======== Текст для чтения

Своего рода квинтэссенцией учения отцов о покаянном плаче можно считать слова преподобного Нила Сорского: «Слезы, проливаемые о грехах, сначала бывают горьки, изливаются при болезни и томлении духа, которые дух сообщает и телу. Мало-помалу начинает соединяться со слезами утешение, состоящее в особенном спокойствии, в ощущении кротости и смирения; вместе с этим слезы, соразмерно и сообразно доставляемому утешению, сами изменяются, утрачивают в значительной степени горечь, истекают безболезненно или с меньшею болезнью. Сначала они бывают скудны и приходят редко; потом мало-помалу начинают приходить чаще и становятся обильнее. Когда же дар слезный усилится в нас Божиею милостью, тогда укрощается внутренняя борьба, утихают помыслы, начинает действовать в особенном развитии умная молитва или молитва духа, насыщая и увеселяя внутреннего человека. Тогда снимается покрывало страстей с ума и открывается ему таинственное учение Христово. Тогда слезы претворяются из горьких в сладостные. Тогда прозябает в сердце духовное утешение, которому ничего нет подобного между радостями земными и которое известно только упражняющимся в молитвенном плаче и имеющим дар слез. Тогда сбывается обетование Господа: Блаженны плачущии, яко тии утешатся (Мф. 5: 4)». (Слово 8).

================
======== Предоставленные данные

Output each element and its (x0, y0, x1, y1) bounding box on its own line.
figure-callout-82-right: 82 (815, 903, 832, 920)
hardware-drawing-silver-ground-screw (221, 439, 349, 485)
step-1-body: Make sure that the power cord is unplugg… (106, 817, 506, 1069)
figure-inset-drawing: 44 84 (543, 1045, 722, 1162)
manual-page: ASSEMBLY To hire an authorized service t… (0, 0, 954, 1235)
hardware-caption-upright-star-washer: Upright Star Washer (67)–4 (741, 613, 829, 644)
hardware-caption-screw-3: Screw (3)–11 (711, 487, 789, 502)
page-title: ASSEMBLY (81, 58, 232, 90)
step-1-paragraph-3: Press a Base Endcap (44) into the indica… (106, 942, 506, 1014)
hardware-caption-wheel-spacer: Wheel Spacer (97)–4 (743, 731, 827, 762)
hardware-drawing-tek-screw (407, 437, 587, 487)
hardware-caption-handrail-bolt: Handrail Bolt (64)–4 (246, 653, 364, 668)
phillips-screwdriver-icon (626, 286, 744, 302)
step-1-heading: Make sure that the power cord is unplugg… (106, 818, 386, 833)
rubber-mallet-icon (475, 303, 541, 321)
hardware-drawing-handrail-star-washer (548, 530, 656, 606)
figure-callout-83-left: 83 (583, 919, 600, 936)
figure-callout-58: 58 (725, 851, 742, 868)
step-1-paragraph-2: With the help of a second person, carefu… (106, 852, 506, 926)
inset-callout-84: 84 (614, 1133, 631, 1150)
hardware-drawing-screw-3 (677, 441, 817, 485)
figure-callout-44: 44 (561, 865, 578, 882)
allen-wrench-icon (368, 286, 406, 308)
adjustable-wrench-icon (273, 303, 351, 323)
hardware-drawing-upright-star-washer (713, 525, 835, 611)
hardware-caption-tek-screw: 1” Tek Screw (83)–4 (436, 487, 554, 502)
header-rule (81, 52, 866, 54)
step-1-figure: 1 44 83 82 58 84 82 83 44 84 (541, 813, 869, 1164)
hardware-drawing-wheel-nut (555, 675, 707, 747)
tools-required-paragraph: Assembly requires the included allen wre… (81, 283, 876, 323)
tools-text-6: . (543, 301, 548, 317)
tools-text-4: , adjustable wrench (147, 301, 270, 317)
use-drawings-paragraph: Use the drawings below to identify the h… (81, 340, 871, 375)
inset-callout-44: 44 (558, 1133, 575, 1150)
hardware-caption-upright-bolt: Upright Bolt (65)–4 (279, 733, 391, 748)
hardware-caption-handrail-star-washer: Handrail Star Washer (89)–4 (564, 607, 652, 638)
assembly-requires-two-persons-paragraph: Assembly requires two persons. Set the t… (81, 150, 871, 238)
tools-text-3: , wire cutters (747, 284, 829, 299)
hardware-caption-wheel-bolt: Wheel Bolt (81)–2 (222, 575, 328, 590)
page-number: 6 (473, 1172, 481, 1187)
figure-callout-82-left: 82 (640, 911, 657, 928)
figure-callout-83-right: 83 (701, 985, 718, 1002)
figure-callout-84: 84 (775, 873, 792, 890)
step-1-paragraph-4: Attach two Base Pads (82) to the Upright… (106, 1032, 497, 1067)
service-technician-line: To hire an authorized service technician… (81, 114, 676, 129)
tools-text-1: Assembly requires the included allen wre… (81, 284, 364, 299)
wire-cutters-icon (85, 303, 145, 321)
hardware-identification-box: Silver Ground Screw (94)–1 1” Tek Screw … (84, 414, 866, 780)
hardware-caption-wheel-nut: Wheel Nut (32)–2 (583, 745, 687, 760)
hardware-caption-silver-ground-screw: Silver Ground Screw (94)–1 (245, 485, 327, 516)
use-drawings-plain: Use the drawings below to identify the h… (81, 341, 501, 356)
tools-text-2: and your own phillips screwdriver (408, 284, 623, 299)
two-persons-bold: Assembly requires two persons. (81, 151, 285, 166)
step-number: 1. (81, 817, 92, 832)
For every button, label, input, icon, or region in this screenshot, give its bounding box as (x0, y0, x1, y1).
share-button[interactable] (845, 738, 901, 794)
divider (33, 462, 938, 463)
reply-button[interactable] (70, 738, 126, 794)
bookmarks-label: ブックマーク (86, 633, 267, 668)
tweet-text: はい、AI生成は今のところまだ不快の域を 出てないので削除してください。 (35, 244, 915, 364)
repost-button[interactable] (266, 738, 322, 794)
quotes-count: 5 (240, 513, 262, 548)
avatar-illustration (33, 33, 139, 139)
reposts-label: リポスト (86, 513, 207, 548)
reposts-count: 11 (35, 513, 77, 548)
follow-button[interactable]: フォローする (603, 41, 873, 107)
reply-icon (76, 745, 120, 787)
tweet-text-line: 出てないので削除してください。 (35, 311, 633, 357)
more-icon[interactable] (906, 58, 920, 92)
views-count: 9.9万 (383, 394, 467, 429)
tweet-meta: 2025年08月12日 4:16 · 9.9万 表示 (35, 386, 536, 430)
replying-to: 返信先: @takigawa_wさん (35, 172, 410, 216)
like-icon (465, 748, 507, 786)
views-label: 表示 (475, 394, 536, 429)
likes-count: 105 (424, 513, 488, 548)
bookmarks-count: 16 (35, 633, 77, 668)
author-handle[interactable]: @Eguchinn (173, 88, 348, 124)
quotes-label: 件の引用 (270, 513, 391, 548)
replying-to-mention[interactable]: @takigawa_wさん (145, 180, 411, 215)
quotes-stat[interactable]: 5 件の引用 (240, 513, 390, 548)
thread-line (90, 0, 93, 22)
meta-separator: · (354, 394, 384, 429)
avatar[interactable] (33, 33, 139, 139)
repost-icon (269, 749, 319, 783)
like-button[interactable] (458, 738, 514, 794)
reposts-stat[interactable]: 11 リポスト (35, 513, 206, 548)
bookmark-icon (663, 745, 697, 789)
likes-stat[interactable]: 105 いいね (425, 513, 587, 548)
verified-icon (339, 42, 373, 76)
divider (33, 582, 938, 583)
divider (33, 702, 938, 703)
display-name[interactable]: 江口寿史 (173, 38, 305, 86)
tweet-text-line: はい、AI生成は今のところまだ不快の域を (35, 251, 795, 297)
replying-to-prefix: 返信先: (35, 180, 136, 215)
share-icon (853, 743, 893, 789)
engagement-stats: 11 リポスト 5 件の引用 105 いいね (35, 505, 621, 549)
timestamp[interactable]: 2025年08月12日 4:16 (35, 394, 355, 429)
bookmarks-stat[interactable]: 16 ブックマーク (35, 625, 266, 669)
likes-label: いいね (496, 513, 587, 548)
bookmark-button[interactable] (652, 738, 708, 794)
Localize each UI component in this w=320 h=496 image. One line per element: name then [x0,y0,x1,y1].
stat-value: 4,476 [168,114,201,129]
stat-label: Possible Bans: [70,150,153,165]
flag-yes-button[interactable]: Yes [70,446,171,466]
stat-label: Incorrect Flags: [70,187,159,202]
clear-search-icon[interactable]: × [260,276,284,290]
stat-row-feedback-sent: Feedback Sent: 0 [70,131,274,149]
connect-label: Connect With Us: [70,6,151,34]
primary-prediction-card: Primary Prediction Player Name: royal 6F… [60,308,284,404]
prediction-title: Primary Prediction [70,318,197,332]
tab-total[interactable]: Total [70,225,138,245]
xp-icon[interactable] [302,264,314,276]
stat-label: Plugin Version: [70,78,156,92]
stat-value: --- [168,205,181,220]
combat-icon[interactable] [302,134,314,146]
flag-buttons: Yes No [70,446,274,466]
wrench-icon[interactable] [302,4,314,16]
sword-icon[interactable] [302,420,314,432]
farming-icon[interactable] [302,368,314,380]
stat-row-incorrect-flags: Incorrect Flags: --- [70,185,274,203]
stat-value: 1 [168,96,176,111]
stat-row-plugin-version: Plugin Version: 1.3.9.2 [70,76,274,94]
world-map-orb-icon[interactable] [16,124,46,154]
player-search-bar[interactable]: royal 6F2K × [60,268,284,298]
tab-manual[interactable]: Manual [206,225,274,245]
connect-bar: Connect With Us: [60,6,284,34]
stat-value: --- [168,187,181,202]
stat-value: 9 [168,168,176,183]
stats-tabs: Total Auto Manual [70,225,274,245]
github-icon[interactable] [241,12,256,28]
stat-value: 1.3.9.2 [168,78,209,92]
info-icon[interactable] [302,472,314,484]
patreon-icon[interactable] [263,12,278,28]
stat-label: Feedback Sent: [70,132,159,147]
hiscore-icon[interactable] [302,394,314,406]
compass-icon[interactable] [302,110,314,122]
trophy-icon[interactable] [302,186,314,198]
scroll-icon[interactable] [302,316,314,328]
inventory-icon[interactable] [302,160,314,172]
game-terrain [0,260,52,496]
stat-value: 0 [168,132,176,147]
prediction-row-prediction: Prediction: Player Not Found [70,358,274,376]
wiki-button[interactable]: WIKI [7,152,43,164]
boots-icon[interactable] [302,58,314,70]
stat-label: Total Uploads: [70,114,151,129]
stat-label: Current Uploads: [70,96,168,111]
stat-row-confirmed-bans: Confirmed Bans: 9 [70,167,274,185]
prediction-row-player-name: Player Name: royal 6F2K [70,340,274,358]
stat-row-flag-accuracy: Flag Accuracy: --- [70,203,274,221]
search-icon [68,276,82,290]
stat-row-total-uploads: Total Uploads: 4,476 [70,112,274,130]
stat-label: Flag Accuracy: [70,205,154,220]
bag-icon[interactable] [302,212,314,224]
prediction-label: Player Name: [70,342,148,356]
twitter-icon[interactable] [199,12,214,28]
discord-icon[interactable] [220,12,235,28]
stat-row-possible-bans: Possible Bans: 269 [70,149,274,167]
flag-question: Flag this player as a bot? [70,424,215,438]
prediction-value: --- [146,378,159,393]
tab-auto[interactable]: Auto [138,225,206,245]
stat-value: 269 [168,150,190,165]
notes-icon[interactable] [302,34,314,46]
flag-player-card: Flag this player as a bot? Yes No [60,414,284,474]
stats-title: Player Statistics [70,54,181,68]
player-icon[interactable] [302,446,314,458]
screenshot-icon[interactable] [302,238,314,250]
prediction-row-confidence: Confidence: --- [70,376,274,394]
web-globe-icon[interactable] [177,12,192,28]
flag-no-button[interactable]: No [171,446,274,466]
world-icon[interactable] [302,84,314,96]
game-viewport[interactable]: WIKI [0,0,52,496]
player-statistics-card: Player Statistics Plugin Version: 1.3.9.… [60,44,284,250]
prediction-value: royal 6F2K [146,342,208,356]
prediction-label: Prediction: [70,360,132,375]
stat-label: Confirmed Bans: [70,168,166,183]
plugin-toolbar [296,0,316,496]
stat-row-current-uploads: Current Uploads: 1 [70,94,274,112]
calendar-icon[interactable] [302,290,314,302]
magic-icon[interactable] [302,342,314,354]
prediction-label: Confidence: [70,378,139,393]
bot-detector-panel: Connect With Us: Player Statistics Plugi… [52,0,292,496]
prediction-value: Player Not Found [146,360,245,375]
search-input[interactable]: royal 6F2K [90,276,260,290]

================

Чьи слова в тексте о покаянном плаче названы своего рода квинтэссенцией учения отцов? Пункты получены из другого источника.

● Ожидаемый результат
Слова преподобного Нила Сорского.